The problem: Reproduce the entire listing word for word.

Data records:
════════
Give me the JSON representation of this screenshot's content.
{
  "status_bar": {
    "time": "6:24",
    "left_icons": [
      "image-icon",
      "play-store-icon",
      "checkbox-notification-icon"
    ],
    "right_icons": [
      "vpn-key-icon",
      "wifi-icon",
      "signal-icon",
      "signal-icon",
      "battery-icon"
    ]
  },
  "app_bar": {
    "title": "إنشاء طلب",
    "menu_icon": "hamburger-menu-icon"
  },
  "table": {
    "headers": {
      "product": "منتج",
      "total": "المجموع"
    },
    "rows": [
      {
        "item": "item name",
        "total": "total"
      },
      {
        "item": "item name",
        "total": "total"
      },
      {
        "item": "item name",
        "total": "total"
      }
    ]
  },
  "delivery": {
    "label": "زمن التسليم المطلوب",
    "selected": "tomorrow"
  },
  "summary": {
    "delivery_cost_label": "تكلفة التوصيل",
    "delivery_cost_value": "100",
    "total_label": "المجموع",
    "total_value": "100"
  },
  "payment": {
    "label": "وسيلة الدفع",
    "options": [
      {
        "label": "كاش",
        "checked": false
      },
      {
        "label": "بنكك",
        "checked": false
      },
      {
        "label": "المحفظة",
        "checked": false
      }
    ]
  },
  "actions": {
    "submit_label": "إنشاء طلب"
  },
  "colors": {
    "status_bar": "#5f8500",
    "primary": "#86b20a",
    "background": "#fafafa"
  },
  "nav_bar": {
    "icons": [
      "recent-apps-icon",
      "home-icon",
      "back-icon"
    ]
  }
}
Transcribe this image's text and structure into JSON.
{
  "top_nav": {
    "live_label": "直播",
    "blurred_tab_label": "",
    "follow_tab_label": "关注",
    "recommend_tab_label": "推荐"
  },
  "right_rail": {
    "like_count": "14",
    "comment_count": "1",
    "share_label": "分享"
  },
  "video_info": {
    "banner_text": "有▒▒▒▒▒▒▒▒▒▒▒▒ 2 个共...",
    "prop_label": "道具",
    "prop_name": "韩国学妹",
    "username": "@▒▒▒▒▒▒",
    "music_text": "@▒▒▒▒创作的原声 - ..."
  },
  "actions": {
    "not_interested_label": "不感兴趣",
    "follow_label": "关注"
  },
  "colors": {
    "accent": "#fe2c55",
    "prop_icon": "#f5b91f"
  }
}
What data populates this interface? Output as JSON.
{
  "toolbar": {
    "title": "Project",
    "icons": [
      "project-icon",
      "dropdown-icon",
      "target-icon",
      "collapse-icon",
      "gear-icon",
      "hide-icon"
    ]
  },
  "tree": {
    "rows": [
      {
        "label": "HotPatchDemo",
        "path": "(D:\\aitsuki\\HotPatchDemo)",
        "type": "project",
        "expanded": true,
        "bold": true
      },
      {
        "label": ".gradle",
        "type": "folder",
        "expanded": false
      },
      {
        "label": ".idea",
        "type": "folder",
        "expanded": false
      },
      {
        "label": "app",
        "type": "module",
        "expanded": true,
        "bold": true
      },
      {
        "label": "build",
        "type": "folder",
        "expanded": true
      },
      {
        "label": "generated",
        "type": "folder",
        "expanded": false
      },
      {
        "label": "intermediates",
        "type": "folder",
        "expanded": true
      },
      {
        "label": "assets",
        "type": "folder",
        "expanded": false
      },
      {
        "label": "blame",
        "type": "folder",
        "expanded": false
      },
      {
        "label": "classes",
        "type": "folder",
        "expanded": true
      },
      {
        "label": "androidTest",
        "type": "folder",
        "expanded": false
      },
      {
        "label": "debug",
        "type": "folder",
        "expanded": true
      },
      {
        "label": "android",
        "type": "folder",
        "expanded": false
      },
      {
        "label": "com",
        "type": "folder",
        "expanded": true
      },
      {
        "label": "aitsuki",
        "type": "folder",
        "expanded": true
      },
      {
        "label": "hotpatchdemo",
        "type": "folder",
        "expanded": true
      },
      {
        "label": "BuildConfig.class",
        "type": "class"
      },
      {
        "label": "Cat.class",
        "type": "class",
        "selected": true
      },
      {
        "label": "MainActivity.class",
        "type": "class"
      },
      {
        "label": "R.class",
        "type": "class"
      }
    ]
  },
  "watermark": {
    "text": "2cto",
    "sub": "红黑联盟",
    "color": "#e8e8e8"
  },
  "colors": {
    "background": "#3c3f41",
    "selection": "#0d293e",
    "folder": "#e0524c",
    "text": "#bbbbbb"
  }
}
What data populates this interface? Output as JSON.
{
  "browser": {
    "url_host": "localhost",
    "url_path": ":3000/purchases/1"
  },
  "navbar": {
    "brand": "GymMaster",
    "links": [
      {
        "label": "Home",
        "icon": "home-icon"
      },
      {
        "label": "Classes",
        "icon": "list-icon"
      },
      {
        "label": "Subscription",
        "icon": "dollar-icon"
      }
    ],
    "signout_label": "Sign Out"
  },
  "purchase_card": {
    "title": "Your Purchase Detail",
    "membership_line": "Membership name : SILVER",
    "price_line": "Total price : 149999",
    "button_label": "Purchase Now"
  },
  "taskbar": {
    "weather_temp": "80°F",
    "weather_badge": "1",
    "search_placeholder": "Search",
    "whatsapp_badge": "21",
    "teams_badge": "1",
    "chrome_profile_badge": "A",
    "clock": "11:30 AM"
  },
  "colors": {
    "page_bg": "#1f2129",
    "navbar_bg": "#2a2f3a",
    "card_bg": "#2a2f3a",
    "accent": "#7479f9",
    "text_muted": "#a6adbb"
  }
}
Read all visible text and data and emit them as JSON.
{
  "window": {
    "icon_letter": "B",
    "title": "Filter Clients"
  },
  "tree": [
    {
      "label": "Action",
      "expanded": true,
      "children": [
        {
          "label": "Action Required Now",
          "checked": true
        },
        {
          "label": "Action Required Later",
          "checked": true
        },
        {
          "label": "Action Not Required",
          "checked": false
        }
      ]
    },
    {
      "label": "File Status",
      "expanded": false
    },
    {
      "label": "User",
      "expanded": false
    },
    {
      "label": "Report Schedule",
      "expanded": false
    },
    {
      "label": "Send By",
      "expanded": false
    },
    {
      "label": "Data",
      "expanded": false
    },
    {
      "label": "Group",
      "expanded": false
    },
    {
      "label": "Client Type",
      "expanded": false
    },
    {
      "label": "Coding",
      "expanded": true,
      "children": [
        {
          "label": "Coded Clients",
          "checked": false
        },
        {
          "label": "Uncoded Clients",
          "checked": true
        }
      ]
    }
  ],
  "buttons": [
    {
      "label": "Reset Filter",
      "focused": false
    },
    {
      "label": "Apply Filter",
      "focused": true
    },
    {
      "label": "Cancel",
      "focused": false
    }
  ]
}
════════
Worked answer:
Give me the JSON representation of this screenshot's content.
{
  "status_bar": {
    "time": "6:24",
    "left_icons": [
      "image-icon",
      "play-store-icon",
      "checkbox-notification-icon"
    ],
    "right_icons": [
      "vpn-key-icon",
      "wifi-icon",
      "signal-icon",
      "signal-icon",
      "battery-icon"
    ]
  },
  "app_bar": {
    "title": "إنشاء طلب",
    "menu_icon": "hamburger-menu-icon"
  },
  "table": {
    "headers": {
      "product": "منتج",
      "total": "المجموع"
    },
    "rows": [
      {
        "item": "item name",
        "total": "total"
      },
      {
        "item": "item name",
        "total": "total"
      },
      {
        "item": "item name",
        "total": "total"
      }
    ]
  },
  "delivery": {
    "label": "زمن التسليم المطلوب",
    "selected": "tomorrow"
  },
  "summary": {
    "delivery_cost_label": "تكلفة التوصيل",
    "delivery_cost_value": "100",
    "total_label": "المجموع",
    "total_value": "100"
  },
  "payment": {
    "label": "وسيلة الدفع",
    "options": [
      {
        "label": "كاش",
        "checked": false
      },
      {
        "label": "بنكك",
        "checked": false
      },
      {
        "label": "المحفظة",
        "checked": false
      }
    ]
  },
  "actions": {
    "submit_label": "إنشاء طلب"
  },
  "colors": {
    "status_bar": "#5f8500",
    "primary": "#86b20a",
    "background": "#fafafa"
  },
  "nav_bar": {
    "icons": [
      "recent-apps-icon",
      "home-icon",
      "back-icon"
    ]
  }
}
Transcribe this image's text and structure into JSON.
{
  "top_nav": {
    "live_label": "直播",
    "blurred_tab_label": "",
    "follow_tab_label": "关注",
    "recommend_tab_label": "推荐"
  },
  "right_rail": {
    "like_count": "14",
    "comment_count": "1",
    "share_label": "分享"
  },
  "video_info": {
    "banner_text": "有▒▒▒▒▒▒▒▒▒▒▒▒ 2 个共...",
    "prop_label": "道具",
    "prop_name": "韩国学妹",
    "username": "@▒▒▒▒▒▒",
    "music_text": "@▒▒▒▒创作的原声 - ..."
  },
  "actions": {
    "not_interested_label": "不感兴趣",
    "follow_label": "关注"
  },
  "colors": {
    "accent": "#fe2c55",
    "prop_icon": "#f5b91f"
  }
}
What data populates this interface? Output as JSON.
{
  "toolbar": {
    "title": "Project",
    "icons": [
      "project-icon",
      "dropdown-icon",
      "target-icon",
      "collapse-icon",
      "gear-icon",
      "hide-icon"
    ]
  },
  "tree": {
    "rows": [
      {
        "label": "HotPatchDemo",
        "path": "(D:\\aitsuki\\HotPatchDemo)",
        "type": "project",
        "expanded": true,
        "bold": true
      },
      {
        "label": ".gradle",
        "type": "folder",
        "expanded": false
      },
      {
        "label": ".idea",
        "type": "folder",
        "expanded": false
      },
      {
        "label": "app",
        "type": "module",
        "expanded": true,
        "bold": true
      },
      {
        "label": "build",
        "type": "folder",
        "expanded": true
      },
      {
        "label": "generated",
        "type": "folder",
        "expanded": false
      },
      {
        "label": "intermediates",
        "type": "folder",
        "expanded": true
      },
      {
        "label": "assets",
        "type": "folder",
        "expanded": false
      },
      {
        "label": "blame",
        "type": "folder",
        "expanded": false
      },
      {
        "label": "classes",
        "type": "folder",
        "expanded": true
      },
      {
        "label": "androidTest",
        "type": "folder",
        "expanded": false
      },
      {
        "label": "debug",
        "type": "folder",
        "expanded": true
      },
      {
        "label": "android",
        "type": "folder",
        "expanded": false
      },
      {
        "label": "com",
        "type": "folder",
        "expanded": true
      },
      {
        "label": "aitsuki",
        "type": "folder",
        "expanded": true
      },
      {
        "label": "hotpatchdemo",
        "type": "folder",
        "expanded": true
      },
      {
        "label": "BuildConfig.class",
        "type": "class"
      },
      {
        "label": "Cat.class",
        "type": "class",
        "selected": true
      },
      {
        "label": "MainActivity.class",
        "type": "class"
      },
      {
        "label": "R.class",
        "type": "class"
      }
    ]
  },
  "watermark": {
    "text": "2cto",
    "sub": "红黑联盟",
    "color": "#e8e8e8"
  },
  "colors": {
    "background": "#3c3f41",
    "selection": "#0d293e",
    "folder": "#e0524c",
    "text": "#bbbbbb"
  }
}
What data populates this interface? Output as JSON.
{
  "browser": {
    "url_host": "localhost",
    "url_path": ":3000/purchases/1"
  },
  "navbar": {
    "brand": "GymMaster",
    "links": [
      {
        "label": "Home",
        "icon": "home-icon"
      },
      {
        "label": "Classes",
        "icon": "list-icon"
      },
      {
        "label": "Subscription",
        "icon": "dollar-icon"
      }
    ],
    "signout_label": "Sign Out"
  },
  "purchase_card": {
    "title": "Your Purchase Detail",
    "membership_line": "Membership name : SILVER",
    "price_line": "Total price : 149999",
    "button_label": "Purchase Now"
  },
  "taskbar": {
    "weather_temp": "80°F",
    "weather_badge": "1",
    "search_placeholder": "Search",
    "whatsapp_badge": "21",
    "teams_badge": "1",
    "chrome_profile_badge": "A",
    "clock": "11:30 AM"
  },
  "colors": {
    "page_bg": "#1f2129",
    "navbar_bg": "#2a2f3a",
    "card_bg": "#2a2f3a",
    "accent": "#7479f9",
    "text_muted": "#a6adbb"
  }
}
Read all visible text and data and emit them as JSON.
{
  "window": {
    "icon_letter": "B",
    "title": "Filter Clients"
  },
  "tree": [
    {
      "label": "Action",
      "expanded": true,
      "children": [
        {
          "label": "Action Required Now",
          "checked": true
        },
        {
          "label": "Action Required Later",
          "checked": true
        },
        {
          "label": "Action Not Required",
          "checked": false
        }
      ]
    },
    {
      "label": "File Status",
      "expanded": false
    },
    {
      "label": "User",
      "expanded": false
    },
    {
      "label": "Report Schedule",
      "expanded": false
    },
    {
      "label": "Send By",
      "expanded": false
    },
    {
      "label": "Data",
      "expanded": false
    },
    {
      "label": "Group",
      "expanded": false
    },
    {
      "label": "Client Type",
      "expanded": false
    },
    {
      "label": "Coding",
      "expanded": true,
      "children": [
        {
          "label": "Coded Clients",
          "checked": false
        },
        {
          "label": "Uncoded Clients",
          "checked": true
        }
      ]
    }
  ],
  "buttons": [
    {
      "label": "Reset Filter",
      "focused": false
    },
    {
      "label": "Apply Filter",
      "focused": true
    },
    {
      "label": "Cancel",
      "focused": false
    }
  ]
}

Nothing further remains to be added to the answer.